# Task prompt
Scan the lines below for "Output" and copy the matches.

# The data

┌────────

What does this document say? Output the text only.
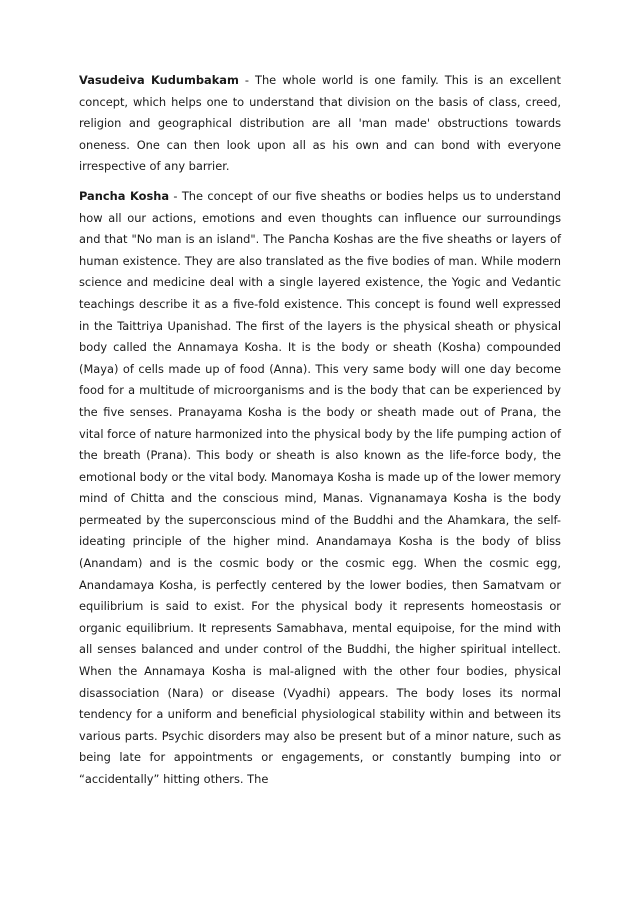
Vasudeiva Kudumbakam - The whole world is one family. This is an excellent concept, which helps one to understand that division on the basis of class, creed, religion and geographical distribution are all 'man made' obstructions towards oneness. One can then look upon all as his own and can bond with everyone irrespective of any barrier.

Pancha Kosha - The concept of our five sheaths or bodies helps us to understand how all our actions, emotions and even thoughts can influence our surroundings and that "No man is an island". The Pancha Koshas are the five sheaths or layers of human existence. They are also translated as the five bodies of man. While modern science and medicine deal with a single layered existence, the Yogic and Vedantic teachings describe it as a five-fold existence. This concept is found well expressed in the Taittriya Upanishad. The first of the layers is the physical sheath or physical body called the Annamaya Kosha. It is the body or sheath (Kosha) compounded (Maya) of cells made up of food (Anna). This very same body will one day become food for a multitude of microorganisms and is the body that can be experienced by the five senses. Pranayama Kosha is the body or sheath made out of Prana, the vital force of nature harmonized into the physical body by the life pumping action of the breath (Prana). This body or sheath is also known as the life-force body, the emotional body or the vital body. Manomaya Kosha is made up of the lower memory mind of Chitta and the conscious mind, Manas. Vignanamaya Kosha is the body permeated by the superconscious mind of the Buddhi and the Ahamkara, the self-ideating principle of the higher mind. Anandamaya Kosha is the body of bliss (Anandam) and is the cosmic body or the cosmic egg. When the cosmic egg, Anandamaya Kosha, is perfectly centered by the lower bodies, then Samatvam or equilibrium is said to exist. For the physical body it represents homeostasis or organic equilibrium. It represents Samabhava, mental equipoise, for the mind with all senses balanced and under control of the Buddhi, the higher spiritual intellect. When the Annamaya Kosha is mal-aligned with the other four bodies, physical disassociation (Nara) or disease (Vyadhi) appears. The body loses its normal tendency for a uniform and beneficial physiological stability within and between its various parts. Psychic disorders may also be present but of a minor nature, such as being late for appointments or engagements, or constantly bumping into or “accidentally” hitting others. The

└────────
┌────────

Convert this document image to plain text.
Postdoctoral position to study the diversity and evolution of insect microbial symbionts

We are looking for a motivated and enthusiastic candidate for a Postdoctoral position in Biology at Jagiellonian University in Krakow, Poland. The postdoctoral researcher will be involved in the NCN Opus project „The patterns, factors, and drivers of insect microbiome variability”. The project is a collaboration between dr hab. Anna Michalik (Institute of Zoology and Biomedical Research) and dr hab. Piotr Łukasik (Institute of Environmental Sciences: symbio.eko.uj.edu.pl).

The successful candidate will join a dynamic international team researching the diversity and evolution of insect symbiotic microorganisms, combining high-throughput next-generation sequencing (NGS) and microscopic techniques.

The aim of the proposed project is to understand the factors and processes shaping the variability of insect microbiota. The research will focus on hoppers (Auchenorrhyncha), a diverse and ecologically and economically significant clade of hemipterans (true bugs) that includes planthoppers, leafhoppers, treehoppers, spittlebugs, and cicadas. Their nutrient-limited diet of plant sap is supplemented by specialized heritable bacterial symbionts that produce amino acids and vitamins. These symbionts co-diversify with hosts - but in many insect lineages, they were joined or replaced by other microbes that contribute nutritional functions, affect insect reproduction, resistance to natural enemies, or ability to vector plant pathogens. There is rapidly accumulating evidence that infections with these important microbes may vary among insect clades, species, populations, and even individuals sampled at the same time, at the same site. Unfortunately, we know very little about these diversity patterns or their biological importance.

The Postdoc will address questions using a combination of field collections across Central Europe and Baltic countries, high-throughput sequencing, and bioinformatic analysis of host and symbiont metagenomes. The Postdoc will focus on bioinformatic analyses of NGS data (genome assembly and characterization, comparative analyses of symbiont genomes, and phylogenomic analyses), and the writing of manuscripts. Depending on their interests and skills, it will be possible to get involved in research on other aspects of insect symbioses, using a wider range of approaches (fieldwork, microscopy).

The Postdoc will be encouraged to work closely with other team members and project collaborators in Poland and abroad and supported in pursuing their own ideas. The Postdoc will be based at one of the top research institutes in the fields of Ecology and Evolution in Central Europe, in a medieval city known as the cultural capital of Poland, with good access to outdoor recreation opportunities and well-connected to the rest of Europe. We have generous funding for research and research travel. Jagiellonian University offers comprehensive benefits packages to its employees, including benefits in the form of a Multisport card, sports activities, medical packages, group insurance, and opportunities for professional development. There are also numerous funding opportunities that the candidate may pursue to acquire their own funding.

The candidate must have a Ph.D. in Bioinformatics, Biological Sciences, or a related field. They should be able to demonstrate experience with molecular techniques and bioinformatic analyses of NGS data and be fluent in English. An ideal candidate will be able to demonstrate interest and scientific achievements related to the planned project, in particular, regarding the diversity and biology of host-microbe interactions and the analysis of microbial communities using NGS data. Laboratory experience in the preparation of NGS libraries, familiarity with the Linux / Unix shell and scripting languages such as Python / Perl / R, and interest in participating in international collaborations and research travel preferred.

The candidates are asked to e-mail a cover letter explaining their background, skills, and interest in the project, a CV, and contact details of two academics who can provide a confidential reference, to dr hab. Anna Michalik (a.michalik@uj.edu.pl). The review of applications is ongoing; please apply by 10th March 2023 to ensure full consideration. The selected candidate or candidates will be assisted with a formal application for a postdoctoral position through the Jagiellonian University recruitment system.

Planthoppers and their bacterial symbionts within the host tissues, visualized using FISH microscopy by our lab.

└────────
┌────────

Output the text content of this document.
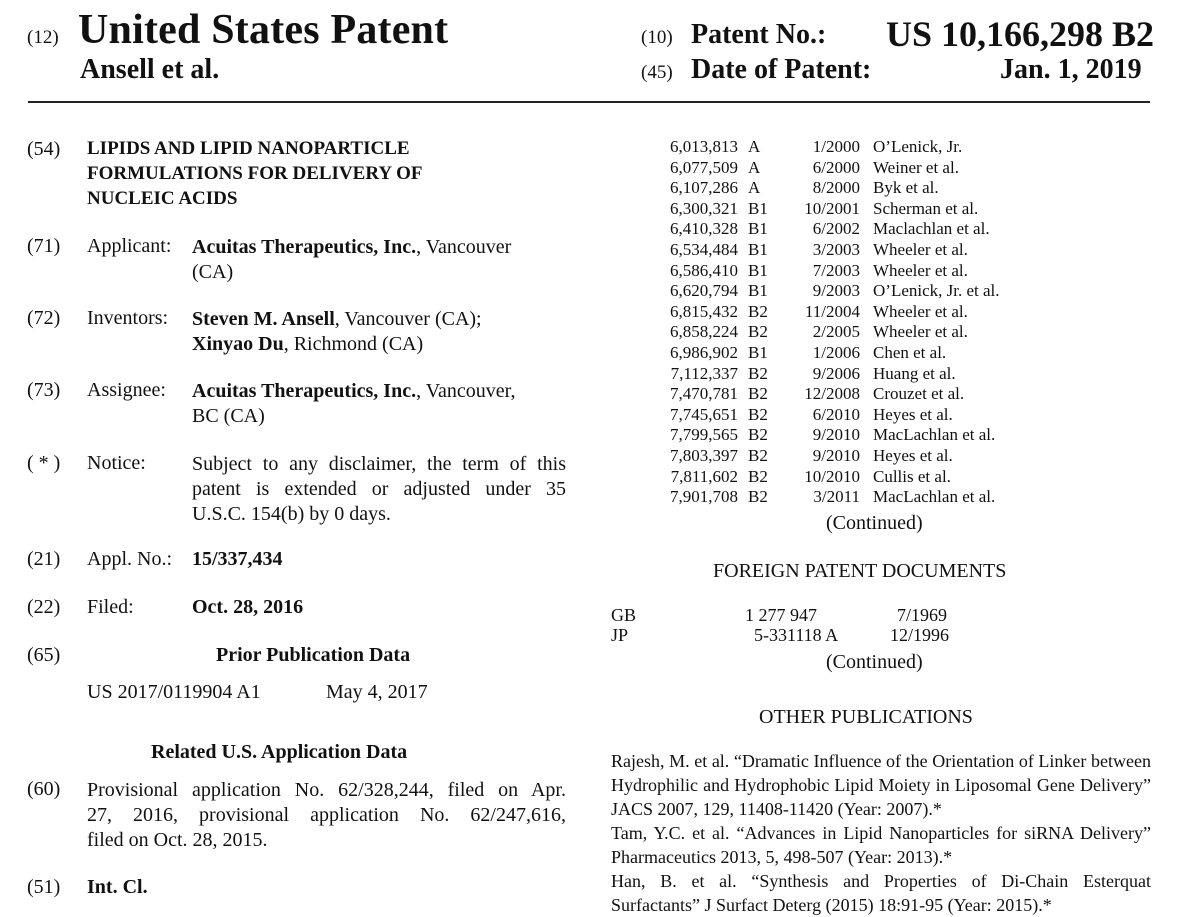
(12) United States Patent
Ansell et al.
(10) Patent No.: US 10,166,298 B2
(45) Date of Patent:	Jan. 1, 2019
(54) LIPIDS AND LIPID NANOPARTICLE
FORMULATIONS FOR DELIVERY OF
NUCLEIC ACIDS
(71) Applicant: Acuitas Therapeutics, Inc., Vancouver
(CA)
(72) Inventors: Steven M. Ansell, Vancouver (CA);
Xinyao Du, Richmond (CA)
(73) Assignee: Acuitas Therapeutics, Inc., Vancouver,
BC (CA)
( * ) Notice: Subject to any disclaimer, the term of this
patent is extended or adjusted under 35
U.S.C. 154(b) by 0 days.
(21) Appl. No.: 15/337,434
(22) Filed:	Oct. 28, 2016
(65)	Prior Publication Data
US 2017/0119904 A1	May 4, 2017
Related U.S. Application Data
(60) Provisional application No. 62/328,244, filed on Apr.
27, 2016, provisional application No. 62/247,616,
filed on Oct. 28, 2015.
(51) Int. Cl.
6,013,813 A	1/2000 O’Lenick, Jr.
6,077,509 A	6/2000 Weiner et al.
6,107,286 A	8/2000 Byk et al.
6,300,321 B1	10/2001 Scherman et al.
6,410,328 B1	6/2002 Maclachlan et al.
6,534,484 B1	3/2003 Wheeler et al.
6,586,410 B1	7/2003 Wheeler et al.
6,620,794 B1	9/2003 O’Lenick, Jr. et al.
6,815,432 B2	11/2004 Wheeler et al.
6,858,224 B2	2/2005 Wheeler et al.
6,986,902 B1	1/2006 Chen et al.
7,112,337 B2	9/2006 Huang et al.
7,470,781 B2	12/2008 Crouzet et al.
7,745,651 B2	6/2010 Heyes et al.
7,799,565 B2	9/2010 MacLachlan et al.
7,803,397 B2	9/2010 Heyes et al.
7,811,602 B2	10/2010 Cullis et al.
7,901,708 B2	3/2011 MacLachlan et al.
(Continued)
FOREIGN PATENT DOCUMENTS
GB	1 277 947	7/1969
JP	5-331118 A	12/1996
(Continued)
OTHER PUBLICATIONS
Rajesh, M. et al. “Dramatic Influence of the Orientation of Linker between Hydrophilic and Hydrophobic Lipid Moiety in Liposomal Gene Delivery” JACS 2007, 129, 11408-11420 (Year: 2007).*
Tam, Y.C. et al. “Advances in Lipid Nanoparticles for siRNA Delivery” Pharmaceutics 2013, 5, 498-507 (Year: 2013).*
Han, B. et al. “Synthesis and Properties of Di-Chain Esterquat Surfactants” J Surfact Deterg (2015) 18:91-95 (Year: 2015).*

└────────

# Answer section
What does this document say? Output the text only.
Output the text content of this document.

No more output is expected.